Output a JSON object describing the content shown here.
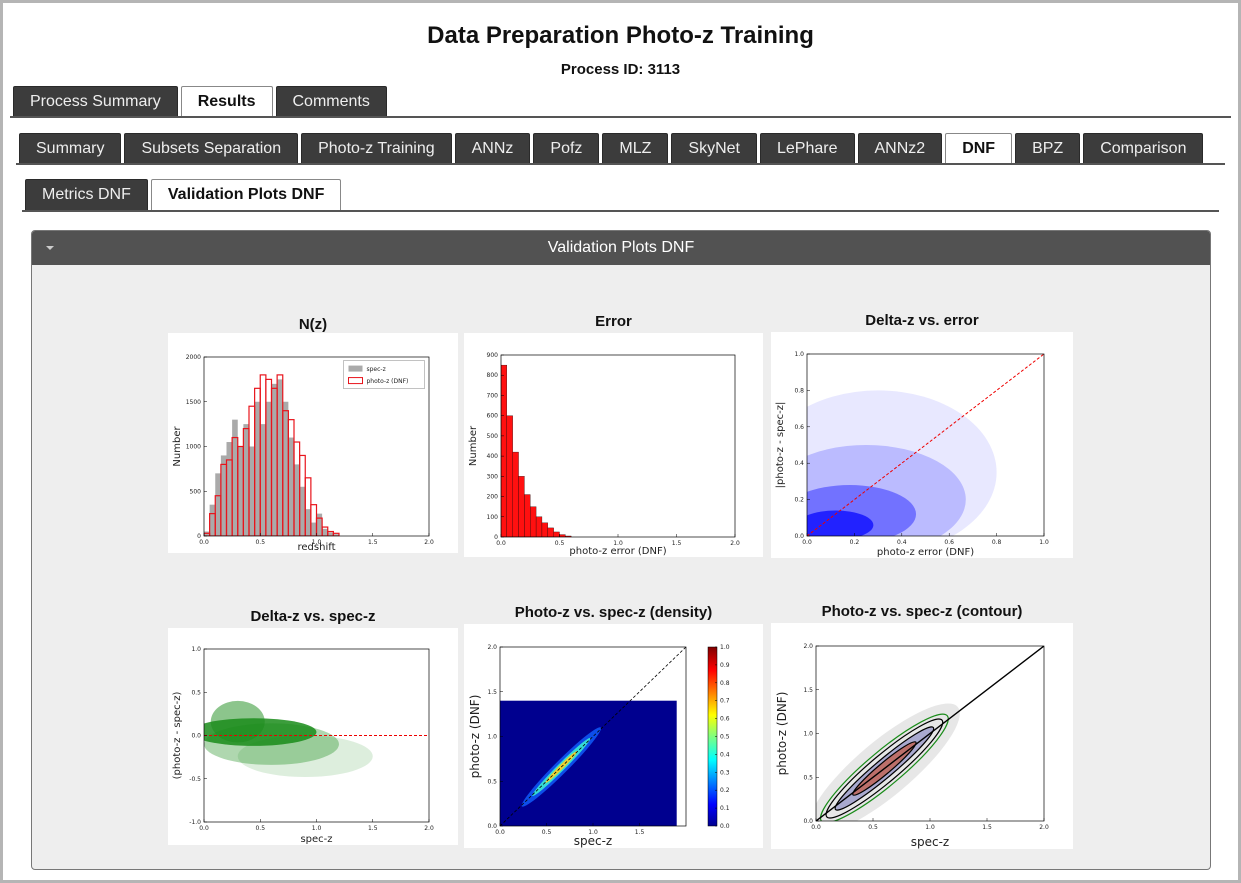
{
  "header": {
    "title": "Data Preparation Photo-z Training",
    "process_id": "Process ID: 3113"
  },
  "tabs": {
    "main": [
      "Process Summary",
      "Results",
      "Comments"
    ],
    "main_active": 1,
    "algorithms": [
      "Summary",
      "Subsets Separation",
      "Photo-z Training",
      "ANNz",
      "Pofz",
      "MLZ",
      "SkyNet",
      "LePhare",
      "ANNz2",
      "DNF",
      "BPZ",
      "Comparison"
    ],
    "algorithms_active": 9,
    "sub": [
      "Metrics DNF",
      "Validation Plots DNF"
    ],
    "sub_active": 1
  },
  "panel": {
    "title": "Validation Plots DNF"
  },
  "plots": [
    {
      "type": "histogram",
      "title": "N(z)",
      "xlabel": "redshift",
      "ylabel": "Number",
      "xlim": [
        0,
        2
      ],
      "ylim": [
        0,
        2000
      ],
      "xticks": [
        {
          "value": 0,
          "label": "0.0"
        },
        {
          "value": 0.5,
          "label": "0.5"
        },
        {
          "value": 1,
          "label": "1.0"
        },
        {
          "value": 1.5,
          "label": "1.5"
        },
        {
          "value": 2,
          "label": "2.0"
        }
      ],
      "yticks": [
        0,
        500,
        1000,
        1500,
        2000
      ],
      "bins": [
        0,
        0.05,
        0.1,
        0.15,
        0.2,
        0.25,
        0.3,
        0.35,
        0.4,
        0.45,
        0.5,
        0.55,
        0.6,
        0.65,
        0.7,
        0.75,
        0.8,
        0.85,
        0.9,
        0.95,
        1,
        1.05,
        1.1,
        1.15,
        1.2
      ],
      "legend": "upper right",
      "series": [
        {
          "name": "spec-z",
          "style": "fill",
          "color": "#aaaaaa",
          "values": [
            50,
            350,
            700,
            900,
            1050,
            1300,
            1000,
            1250,
            1000,
            1500,
            1250,
            1500,
            1700,
            1750,
            1500,
            1100,
            800,
            550,
            300,
            150,
            250,
            80,
            40,
            20
          ]
        },
        {
          "name": "photo-z (DNF)",
          "style": "step",
          "color": "#e8141c",
          "values": [
            30,
            250,
            450,
            800,
            850,
            1100,
            1000,
            1200,
            1450,
            1650,
            1800,
            1750,
            1650,
            1800,
            1400,
            1300,
            1050,
            900,
            650,
            350,
            200,
            100,
            50,
            30
          ]
        }
      ]
    },
    {
      "type": "histogram",
      "title": "Error",
      "xlabel": "photo-z error (DNF)",
      "ylabel": "Number",
      "xlim": [
        0,
        2
      ],
      "ylim": [
        0,
        900
      ],
      "xticks": [
        {
          "value": 0,
          "label": "0.0"
        },
        {
          "value": 0.5,
          "label": "0.5"
        },
        {
          "value": 1,
          "label": "1.0"
        },
        {
          "value": 1.5,
          "label": "1.5"
        },
        {
          "value": 2,
          "label": "2.0"
        }
      ],
      "yticks": [
        0,
        100,
        200,
        300,
        400,
        500,
        600,
        700,
        800,
        900
      ],
      "bins": [
        0,
        0.05,
        0.1,
        0.15,
        0.2,
        0.25,
        0.3,
        0.35,
        0.4,
        0.45,
        0.5,
        0.55,
        0.6
      ],
      "series": [
        {
          "style": "fill",
          "color": "#ff1010",
          "values": [
            850,
            600,
            420,
            300,
            210,
            150,
            100,
            70,
            45,
            25,
            12,
            5
          ]
        }
      ]
    },
    {
      "type": "scatter",
      "title": "Delta-z vs. error",
      "xlabel": "photo-z error (DNF)",
      "ylabel": "|photo-z - spec-z|",
      "color": "#1a1aff",
      "reference": "diagonal",
      "xlim": [
        0,
        1
      ],
      "ylim": [
        0,
        1
      ],
      "xticks": [
        {
          "value": 0,
          "label": "0.0"
        },
        {
          "value": 0.2,
          "label": "0.2"
        },
        {
          "value": 0.4,
          "label": "0.4"
        },
        {
          "value": 0.6,
          "label": "0.6"
        },
        {
          "value": 0.8,
          "label": "0.8"
        },
        {
          "value": 1,
          "label": "1.0"
        }
      ],
      "yticks": [
        {
          "value": 0,
          "label": "0.0"
        },
        {
          "value": 0.2,
          "label": "0.2"
        },
        {
          "value": 0.4,
          "label": "0.4"
        },
        {
          "value": 0.6,
          "label": "0.6"
        },
        {
          "value": 0.8,
          "label": "0.8"
        },
        {
          "value": 1,
          "label": "1.0"
        }
      ]
    },
    {
      "type": "scatter",
      "title": "Delta-z vs. spec-z",
      "xlabel": "spec-z",
      "ylabel": "(photo-z - spec-z)",
      "color": "#1a8c1a",
      "reference": "zero",
      "xlim": [
        0,
        2
      ],
      "ylim": [
        -1,
        1
      ],
      "xticks": [
        {
          "value": 0,
          "label": "0.0"
        },
        {
          "value": 0.5,
          "label": "0.5"
        },
        {
          "value": 1,
          "label": "1.0"
        },
        {
          "value": 1.5,
          "label": "1.5"
        },
        {
          "value": 2,
          "label": "2.0"
        }
      ],
      "yticks": [
        {
          "value": -1,
          "label": "-1.0"
        },
        {
          "value": -0.5,
          "label": "-0.5"
        },
        {
          "value": 0,
          "label": "0.0"
        },
        {
          "value": 0.5,
          "label": "0.5"
        },
        {
          "value": 1,
          "label": "1.0"
        }
      ]
    },
    {
      "type": "density",
      "title": "Photo-z vs. spec-z (density)",
      "xlabel": "spec-z",
      "ylabel": "photo-z (DNF)",
      "xlim": [
        0,
        2
      ],
      "ylim": [
        0,
        2
      ],
      "xticks": [
        {
          "value": 0,
          "label": "0.0"
        },
        {
          "value": 0.5,
          "label": "0.5"
        },
        {
          "value": 1,
          "label": "1.0"
        },
        {
          "value": 1.5,
          "label": "1.5"
        }
      ],
      "yticks": [
        {
          "value": 0,
          "label": "0.0"
        },
        {
          "value": 0.5,
          "label": "0.5"
        },
        {
          "value": 1,
          "label": "1.0"
        },
        {
          "value": 1.5,
          "label": "1.5"
        },
        {
          "value": 2,
          "label": "2.0"
        }
      ],
      "colorbar_lim": [
        0,
        1
      ],
      "colorbar_ticks": [
        {
          "value": 0,
          "label": "0.0"
        },
        {
          "value": 0.1,
          "label": "0.1"
        },
        {
          "value": 0.2,
          "label": "0.2"
        },
        {
          "value": 0.3,
          "label": "0.3"
        },
        {
          "value": 0.4,
          "label": "0.4"
        },
        {
          "value": 0.5,
          "label": "0.5"
        },
        {
          "value": 0.6,
          "label": "0.6"
        },
        {
          "value": 0.7,
          "label": "0.7"
        },
        {
          "value": 0.8,
          "label": "0.8"
        },
        {
          "value": 0.9,
          "label": "0.9"
        },
        {
          "value": 1,
          "label": "1.0"
        }
      ]
    },
    {
      "type": "contour",
      "title": "Photo-z vs. spec-z (contour)",
      "xlabel": "spec-z",
      "ylabel": "photo-z (DNF)",
      "xlim": [
        0,
        2
      ],
      "ylim": [
        0,
        2
      ],
      "xticks": [
        {
          "value": 0,
          "label": "0.0"
        },
        {
          "value": 0.5,
          "label": "0.5"
        },
        {
          "value": 1,
          "label": "1.0"
        },
        {
          "value": 1.5,
          "label": "1.5"
        },
        {
          "value": 2,
          "label": "2.0"
        }
      ],
      "yticks": [
        {
          "value": 0,
          "label": "0.0"
        },
        {
          "value": 0.5,
          "label": "0.5"
        },
        {
          "value": 1,
          "label": "1.0"
        },
        {
          "value": 1.5,
          "label": "1.5"
        },
        {
          "value": 2,
          "label": "2.0"
        }
      ]
    }
  ]
}
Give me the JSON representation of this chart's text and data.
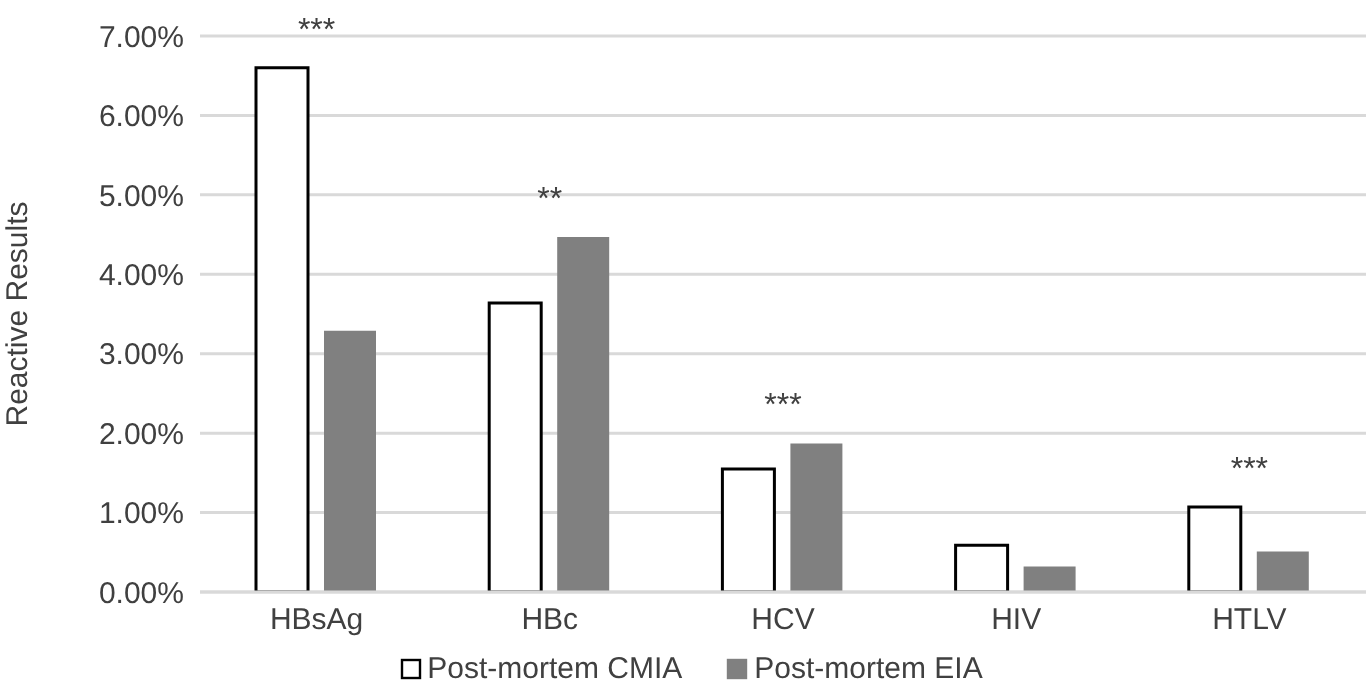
{
  "chart_data": {
    "type": "bar",
    "ylabel": "Reactive Results",
    "categories": [
      "HBsAg",
      "HBc",
      "HCV",
      "HIV",
      "HTLV"
    ],
    "series": [
      {
        "name": "Post-mortem CMIA",
        "color": "#ffffff",
        "values": [
          6.6,
          3.64,
          1.55,
          0.59,
          1.07
        ]
      },
      {
        "name": "Post-mortem EIA",
        "color": "#808080",
        "values": [
          3.29,
          4.47,
          1.87,
          0.32,
          0.51
        ]
      }
    ],
    "ylim": [
      0,
      7
    ],
    "yticks": [
      {
        "value": 0,
        "label": "0.00%"
      },
      {
        "value": 1,
        "label": "1.00%"
      },
      {
        "value": 2,
        "label": "2.00%"
      },
      {
        "value": 3,
        "label": "3.00%"
      },
      {
        "value": 4,
        "label": "4.00%"
      },
      {
        "value": 5,
        "label": "5.00%"
      },
      {
        "value": 6,
        "label": "6.00%"
      },
      {
        "value": 7,
        "label": "7.00%"
      }
    ],
    "grid": "y",
    "legend": "bottom",
    "annotations": [
      {
        "text": "***",
        "x": "HBsAg",
        "y": 6.6
      },
      {
        "text": "**",
        "x": "HBc",
        "y": 4.47
      },
      {
        "text": "***",
        "x": "HCV",
        "y": 1.87
      },
      {
        "text": "***",
        "x": "HTLV",
        "y": 1.07
      }
    ]
  }
}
##########
> _GOAL_
From the records above, pick out and copy each line holding the word "density".

> _EXERCISE RESPONSE_
      "type": "density",
      "title": "Photo-z vs. spec-z (density)",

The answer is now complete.